▶ [Challenge] Extract every line in the entries below that contains the string "price".

# Recorded data start

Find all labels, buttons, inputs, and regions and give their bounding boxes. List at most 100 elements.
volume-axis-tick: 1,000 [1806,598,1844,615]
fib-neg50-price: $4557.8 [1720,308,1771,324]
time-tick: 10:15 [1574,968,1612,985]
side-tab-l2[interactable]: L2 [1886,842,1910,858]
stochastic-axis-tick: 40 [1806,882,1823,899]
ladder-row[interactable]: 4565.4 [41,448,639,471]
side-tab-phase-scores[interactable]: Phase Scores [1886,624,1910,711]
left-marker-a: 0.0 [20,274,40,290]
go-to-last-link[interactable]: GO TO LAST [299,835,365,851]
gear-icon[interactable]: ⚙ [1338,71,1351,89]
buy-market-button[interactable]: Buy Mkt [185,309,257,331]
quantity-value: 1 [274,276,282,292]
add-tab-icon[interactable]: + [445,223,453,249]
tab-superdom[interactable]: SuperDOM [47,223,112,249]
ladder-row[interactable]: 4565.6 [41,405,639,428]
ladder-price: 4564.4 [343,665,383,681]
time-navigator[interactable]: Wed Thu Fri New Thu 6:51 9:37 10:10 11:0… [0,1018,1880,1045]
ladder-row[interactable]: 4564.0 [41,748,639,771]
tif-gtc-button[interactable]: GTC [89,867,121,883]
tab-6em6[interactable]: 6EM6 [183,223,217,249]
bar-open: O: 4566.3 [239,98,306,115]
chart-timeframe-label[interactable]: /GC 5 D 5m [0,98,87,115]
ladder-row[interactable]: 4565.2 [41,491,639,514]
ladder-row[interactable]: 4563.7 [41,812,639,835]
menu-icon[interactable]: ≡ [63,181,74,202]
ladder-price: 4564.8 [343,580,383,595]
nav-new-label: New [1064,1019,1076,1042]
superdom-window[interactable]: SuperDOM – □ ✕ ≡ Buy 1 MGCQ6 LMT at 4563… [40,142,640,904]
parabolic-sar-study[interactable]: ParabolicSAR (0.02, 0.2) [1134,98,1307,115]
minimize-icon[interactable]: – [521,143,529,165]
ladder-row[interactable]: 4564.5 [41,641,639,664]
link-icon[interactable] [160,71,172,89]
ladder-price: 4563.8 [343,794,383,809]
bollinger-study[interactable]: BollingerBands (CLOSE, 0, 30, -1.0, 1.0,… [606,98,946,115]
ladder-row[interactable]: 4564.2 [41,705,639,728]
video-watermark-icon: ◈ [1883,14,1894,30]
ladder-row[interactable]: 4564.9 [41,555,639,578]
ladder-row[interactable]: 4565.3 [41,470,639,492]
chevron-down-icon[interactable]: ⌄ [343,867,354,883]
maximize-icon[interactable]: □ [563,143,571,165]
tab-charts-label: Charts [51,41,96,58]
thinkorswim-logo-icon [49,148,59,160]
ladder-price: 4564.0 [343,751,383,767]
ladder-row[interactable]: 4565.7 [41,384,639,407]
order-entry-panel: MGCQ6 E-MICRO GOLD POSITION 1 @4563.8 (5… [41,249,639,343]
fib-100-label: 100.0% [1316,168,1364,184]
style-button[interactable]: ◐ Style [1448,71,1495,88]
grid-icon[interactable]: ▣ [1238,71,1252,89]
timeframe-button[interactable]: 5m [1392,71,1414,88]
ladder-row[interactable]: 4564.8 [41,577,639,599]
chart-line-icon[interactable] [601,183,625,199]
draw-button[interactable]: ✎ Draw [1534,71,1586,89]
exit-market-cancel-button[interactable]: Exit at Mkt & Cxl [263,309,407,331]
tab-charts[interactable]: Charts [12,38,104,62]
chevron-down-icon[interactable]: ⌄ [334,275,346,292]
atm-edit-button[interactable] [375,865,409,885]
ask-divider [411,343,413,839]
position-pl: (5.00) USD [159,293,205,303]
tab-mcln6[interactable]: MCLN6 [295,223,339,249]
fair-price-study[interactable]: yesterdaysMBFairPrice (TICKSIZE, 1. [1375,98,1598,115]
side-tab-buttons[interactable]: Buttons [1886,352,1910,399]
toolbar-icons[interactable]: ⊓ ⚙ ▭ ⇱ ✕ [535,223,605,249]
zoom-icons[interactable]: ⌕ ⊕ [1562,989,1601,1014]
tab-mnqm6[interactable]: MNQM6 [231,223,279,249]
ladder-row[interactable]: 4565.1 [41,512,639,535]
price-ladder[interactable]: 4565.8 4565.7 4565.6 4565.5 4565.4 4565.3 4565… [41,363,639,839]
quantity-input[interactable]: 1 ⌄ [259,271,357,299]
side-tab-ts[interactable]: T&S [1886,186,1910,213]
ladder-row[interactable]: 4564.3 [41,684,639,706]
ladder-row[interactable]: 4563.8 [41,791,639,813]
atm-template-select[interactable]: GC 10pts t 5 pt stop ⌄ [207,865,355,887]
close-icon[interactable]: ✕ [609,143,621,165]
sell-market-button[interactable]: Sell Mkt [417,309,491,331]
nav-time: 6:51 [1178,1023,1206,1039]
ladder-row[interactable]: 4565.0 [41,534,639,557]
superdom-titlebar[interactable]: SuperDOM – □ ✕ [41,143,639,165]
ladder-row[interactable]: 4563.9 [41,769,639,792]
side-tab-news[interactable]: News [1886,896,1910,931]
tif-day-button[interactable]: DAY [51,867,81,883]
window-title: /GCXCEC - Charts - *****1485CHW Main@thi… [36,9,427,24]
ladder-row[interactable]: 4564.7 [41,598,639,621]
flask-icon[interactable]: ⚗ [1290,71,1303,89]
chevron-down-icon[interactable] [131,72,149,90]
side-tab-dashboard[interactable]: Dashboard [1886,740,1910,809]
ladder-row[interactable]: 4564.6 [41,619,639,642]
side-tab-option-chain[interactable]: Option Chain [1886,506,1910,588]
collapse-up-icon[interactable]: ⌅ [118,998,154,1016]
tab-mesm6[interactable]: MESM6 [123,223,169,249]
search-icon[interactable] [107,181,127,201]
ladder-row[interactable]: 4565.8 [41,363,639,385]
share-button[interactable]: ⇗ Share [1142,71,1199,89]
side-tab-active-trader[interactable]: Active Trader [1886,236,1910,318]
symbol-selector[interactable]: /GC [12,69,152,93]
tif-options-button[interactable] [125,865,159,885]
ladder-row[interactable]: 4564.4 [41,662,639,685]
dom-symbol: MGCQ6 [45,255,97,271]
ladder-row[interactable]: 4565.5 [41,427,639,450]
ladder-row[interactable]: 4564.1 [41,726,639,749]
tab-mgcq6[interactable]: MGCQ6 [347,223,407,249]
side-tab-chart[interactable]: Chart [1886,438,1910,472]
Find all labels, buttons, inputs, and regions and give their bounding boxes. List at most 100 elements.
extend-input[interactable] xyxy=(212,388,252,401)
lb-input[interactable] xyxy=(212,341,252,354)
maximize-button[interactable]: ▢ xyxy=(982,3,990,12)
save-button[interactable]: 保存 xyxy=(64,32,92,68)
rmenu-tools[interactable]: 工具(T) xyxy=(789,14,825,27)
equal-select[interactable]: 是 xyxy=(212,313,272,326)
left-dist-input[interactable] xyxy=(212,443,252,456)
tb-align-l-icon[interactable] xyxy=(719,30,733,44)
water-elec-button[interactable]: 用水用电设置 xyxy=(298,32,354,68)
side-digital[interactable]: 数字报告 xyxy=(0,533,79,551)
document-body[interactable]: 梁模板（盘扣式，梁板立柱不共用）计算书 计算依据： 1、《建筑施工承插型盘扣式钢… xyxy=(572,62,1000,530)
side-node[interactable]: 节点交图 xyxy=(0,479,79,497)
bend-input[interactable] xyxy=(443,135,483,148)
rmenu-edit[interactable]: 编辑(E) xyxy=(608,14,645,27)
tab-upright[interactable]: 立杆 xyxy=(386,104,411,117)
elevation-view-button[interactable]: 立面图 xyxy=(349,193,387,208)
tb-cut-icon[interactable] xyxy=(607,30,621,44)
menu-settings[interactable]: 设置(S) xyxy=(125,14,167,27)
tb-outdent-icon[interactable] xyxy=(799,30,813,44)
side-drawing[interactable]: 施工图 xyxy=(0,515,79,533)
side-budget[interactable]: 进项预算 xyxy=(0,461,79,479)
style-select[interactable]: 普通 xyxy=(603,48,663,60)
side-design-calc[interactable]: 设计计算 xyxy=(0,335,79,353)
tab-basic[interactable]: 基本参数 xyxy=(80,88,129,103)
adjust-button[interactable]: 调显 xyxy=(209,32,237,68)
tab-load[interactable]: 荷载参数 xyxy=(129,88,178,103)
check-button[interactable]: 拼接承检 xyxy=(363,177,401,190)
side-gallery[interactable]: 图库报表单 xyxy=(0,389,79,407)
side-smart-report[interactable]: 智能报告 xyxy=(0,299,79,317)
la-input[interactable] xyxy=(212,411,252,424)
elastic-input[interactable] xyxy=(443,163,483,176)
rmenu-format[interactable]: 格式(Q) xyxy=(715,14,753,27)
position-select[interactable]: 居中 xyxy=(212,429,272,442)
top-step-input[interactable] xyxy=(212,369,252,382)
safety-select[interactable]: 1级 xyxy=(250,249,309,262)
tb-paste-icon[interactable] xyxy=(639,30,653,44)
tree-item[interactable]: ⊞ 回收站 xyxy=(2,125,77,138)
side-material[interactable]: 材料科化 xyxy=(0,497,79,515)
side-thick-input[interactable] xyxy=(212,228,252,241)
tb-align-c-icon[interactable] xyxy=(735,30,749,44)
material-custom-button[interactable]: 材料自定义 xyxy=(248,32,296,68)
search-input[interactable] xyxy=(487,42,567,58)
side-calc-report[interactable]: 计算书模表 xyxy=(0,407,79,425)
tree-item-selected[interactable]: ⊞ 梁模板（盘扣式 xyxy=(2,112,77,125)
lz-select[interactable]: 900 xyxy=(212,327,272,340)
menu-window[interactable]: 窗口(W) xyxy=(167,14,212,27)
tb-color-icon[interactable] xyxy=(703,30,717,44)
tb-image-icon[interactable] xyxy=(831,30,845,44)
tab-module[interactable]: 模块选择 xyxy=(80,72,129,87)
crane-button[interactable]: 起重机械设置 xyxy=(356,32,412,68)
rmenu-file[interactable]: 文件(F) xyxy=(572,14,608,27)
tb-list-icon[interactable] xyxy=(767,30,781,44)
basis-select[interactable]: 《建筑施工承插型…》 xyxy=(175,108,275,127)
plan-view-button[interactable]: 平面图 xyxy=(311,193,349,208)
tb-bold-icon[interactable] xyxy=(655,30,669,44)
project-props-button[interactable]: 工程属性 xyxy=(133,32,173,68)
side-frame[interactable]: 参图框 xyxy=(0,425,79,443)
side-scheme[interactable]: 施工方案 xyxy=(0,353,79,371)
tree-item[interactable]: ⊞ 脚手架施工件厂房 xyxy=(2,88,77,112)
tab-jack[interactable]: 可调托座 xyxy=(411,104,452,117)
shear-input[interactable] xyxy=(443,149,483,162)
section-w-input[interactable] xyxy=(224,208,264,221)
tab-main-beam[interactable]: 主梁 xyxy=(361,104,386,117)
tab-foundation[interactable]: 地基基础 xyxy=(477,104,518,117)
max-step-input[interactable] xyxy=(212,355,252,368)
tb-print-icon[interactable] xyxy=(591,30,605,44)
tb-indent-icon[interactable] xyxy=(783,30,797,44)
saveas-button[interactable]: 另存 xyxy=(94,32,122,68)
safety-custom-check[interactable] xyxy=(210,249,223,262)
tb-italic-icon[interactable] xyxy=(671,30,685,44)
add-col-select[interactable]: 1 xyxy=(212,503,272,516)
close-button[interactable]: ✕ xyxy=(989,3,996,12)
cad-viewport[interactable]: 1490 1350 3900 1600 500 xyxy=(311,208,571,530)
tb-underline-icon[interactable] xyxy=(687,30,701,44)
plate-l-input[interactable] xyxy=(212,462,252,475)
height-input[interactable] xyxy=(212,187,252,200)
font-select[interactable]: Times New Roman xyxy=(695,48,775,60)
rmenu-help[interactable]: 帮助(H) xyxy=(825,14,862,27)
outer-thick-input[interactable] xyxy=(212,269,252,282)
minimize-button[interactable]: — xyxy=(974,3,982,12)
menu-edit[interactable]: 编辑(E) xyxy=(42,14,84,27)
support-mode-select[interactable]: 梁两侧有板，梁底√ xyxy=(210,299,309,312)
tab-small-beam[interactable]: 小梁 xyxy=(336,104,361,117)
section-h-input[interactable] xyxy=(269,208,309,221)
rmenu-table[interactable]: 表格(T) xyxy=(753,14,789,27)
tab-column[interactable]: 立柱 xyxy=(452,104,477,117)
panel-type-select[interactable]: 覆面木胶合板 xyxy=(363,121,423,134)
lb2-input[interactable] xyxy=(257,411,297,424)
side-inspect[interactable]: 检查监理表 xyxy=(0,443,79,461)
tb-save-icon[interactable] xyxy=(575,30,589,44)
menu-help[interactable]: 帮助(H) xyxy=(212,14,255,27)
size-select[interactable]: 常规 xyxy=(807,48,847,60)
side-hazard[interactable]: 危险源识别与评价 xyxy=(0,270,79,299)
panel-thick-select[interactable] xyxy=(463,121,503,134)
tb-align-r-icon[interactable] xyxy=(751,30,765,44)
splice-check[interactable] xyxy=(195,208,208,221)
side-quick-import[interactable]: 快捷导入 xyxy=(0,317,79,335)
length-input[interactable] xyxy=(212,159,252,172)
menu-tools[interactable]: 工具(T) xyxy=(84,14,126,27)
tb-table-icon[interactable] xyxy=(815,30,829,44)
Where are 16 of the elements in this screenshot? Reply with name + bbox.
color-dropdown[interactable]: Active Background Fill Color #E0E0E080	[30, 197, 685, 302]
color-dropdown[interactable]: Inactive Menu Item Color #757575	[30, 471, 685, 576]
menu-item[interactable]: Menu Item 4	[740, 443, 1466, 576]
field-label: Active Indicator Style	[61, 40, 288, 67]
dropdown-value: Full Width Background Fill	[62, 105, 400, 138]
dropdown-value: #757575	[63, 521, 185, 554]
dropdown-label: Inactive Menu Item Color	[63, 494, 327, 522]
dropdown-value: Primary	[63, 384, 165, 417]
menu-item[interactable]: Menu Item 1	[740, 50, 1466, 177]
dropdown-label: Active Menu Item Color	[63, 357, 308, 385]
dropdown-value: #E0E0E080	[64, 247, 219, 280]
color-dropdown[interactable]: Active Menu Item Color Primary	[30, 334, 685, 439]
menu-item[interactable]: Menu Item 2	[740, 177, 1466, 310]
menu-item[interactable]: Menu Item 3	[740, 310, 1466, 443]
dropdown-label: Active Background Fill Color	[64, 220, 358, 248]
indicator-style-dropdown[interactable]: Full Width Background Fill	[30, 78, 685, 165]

# Recorded data end

▶ [Response]
fib-neg50-price: $4557.8 [1720,308,1771,324]
ladder-price: 4564.4 [343,665,383,681]
ladder-price: 4564.8 [343,580,383,595]
ladder-price: 4563.8 [343,794,383,809]
ladder-price: 4564.0 [343,751,383,767]
fair-price-study[interactable]: yesterdaysMBFairPrice (TICKSIZE, 1. [1375,98,1598,115]
price-ladder[interactable]: 4565.8 4565.7 4565.6 4565.5 4565.4 4565.3 4565… [41,363,639,839]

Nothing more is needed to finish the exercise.